Dataset items
++++++++++

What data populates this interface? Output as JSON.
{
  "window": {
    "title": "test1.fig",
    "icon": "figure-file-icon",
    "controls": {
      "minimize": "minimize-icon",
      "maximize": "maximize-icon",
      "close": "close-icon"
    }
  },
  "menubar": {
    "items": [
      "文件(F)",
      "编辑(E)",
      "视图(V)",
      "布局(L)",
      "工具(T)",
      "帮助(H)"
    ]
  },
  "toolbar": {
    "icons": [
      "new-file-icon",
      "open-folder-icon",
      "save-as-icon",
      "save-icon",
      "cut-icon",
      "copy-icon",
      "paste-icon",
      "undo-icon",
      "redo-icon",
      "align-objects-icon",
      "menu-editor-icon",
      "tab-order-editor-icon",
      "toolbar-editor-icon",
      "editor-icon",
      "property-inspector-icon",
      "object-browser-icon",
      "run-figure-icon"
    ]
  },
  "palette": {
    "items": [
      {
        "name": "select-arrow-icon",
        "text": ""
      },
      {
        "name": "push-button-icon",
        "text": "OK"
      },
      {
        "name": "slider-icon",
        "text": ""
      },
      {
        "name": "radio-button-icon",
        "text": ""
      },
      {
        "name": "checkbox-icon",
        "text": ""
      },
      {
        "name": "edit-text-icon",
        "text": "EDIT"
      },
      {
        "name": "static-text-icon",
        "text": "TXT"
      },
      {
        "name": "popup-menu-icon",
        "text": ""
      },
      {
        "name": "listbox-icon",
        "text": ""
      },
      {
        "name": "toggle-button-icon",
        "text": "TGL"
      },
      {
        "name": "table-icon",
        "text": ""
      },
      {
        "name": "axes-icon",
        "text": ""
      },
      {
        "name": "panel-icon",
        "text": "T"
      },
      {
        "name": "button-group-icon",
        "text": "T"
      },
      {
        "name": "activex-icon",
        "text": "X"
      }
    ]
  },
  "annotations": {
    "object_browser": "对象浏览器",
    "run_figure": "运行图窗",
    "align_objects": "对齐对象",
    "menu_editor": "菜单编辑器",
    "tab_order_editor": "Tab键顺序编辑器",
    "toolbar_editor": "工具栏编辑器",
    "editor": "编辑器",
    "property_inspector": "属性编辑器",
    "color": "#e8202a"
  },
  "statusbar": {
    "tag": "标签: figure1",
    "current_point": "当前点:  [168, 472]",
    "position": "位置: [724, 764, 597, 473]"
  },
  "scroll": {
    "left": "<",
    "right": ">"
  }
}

++++++++++

Using the data above, copy each line that contains "button".

        "name": "push-button-icon",
        "name": "radio-button-icon",
        "name": "toggle-button-icon",
        "name": "button-group-icon",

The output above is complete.